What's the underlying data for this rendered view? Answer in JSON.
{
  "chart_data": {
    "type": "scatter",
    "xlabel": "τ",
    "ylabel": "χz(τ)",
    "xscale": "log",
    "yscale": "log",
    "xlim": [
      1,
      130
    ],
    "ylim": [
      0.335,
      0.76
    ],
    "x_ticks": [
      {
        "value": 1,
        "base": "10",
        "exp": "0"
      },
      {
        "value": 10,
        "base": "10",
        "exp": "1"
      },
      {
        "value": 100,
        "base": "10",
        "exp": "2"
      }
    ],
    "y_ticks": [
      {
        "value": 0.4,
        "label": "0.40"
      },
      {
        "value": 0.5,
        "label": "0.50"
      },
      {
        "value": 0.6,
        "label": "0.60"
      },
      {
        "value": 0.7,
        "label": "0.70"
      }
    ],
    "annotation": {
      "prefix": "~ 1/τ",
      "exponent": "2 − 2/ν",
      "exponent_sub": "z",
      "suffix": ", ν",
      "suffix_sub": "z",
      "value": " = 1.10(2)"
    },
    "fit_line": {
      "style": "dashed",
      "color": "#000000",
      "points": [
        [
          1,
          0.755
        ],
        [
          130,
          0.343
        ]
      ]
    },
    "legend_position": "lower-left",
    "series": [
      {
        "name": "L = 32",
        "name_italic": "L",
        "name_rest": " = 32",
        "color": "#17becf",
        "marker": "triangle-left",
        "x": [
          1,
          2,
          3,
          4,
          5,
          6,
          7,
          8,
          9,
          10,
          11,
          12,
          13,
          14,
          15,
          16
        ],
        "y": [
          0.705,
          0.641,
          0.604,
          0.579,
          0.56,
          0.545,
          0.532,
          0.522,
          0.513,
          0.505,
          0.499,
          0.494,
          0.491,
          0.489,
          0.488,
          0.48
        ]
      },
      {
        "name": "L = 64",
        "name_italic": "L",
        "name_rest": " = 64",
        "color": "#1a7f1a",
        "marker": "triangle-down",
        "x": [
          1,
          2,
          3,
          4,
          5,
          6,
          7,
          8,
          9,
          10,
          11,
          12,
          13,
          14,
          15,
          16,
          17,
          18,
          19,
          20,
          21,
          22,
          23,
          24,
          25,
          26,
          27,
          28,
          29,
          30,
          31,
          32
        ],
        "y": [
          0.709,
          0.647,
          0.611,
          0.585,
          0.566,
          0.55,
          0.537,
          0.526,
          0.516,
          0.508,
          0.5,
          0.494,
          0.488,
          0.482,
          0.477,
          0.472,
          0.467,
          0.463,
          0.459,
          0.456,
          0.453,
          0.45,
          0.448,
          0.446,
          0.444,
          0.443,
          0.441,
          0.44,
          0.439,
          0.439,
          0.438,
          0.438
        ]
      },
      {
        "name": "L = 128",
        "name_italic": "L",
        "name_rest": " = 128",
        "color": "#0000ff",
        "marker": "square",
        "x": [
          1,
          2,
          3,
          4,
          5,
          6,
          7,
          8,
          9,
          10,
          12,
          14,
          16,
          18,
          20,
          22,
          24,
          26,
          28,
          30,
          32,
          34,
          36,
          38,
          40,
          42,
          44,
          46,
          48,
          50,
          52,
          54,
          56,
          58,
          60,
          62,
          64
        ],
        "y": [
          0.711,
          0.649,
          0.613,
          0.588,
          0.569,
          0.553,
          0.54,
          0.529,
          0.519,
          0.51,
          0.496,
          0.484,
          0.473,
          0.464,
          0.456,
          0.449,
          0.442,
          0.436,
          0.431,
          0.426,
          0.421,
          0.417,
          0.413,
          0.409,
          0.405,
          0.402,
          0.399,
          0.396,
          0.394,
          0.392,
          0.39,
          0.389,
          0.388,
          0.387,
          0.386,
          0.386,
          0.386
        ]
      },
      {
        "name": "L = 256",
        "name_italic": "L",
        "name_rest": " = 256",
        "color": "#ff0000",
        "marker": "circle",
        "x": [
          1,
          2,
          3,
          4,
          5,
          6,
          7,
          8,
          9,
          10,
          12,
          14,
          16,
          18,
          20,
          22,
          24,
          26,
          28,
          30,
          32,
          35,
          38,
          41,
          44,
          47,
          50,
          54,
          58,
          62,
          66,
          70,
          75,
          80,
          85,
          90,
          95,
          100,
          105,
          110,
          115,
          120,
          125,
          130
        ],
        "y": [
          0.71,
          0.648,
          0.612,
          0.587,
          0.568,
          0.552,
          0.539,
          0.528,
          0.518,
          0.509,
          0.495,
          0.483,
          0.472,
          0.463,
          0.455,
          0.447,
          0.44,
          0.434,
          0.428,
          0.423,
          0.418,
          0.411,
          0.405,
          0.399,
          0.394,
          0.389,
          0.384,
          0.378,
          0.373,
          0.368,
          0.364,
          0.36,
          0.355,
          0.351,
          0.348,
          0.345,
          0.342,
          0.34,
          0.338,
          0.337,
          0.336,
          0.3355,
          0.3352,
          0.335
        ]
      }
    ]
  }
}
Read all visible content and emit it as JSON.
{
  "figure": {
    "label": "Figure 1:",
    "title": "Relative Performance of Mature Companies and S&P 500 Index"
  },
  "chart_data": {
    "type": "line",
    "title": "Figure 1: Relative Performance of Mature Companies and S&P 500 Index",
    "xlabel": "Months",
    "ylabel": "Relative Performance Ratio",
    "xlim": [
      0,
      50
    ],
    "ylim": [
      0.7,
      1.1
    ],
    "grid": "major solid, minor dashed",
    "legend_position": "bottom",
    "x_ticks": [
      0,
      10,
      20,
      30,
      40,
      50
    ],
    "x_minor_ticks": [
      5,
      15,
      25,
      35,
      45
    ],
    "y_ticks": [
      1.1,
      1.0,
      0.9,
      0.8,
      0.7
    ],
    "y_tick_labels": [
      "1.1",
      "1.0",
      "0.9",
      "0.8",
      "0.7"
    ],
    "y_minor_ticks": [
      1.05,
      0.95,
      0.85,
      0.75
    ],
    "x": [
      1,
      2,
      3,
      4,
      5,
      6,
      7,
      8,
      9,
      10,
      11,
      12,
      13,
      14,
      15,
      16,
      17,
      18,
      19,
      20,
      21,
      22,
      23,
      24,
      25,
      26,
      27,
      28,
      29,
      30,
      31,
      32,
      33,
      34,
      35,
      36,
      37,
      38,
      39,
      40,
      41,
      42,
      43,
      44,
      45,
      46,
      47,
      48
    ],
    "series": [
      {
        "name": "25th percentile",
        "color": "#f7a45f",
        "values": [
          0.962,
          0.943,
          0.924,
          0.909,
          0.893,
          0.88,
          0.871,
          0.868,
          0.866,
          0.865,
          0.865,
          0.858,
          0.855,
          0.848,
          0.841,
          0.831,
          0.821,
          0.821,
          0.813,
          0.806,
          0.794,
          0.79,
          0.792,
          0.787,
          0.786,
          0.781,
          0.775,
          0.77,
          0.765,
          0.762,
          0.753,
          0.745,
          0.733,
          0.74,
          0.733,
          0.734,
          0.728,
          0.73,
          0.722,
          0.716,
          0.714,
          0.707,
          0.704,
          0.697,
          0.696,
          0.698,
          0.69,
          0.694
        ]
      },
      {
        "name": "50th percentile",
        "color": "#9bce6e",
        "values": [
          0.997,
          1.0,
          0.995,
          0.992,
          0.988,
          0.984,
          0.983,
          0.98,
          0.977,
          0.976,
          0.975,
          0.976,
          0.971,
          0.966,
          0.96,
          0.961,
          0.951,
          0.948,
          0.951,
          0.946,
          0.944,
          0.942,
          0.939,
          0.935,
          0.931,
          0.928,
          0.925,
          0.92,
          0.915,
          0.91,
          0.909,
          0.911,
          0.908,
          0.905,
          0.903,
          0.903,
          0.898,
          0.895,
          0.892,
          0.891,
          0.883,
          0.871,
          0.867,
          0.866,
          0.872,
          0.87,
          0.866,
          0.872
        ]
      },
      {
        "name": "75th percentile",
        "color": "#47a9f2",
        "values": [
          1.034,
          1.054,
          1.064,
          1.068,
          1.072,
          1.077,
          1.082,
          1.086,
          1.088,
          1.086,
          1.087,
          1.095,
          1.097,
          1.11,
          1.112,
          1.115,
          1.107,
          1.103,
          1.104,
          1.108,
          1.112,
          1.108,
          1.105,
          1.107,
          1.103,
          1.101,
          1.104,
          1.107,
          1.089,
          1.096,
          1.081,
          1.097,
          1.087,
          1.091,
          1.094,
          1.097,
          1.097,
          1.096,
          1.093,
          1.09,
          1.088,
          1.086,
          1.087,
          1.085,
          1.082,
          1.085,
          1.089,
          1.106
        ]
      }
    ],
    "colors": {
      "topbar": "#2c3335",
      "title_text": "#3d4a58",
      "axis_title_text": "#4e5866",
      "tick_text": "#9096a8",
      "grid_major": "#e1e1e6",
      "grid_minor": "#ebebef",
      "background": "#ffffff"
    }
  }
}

==============================

**What you are asked to do:** Using the records above, copy each line that contains "Index".

**Solution for this exercise:**
    "title": "Relative Performance of Mature Companies and S&P 500 Index"
    "title": "Figure 1: Relative Performance of Mature Companies and S&P 500 Index",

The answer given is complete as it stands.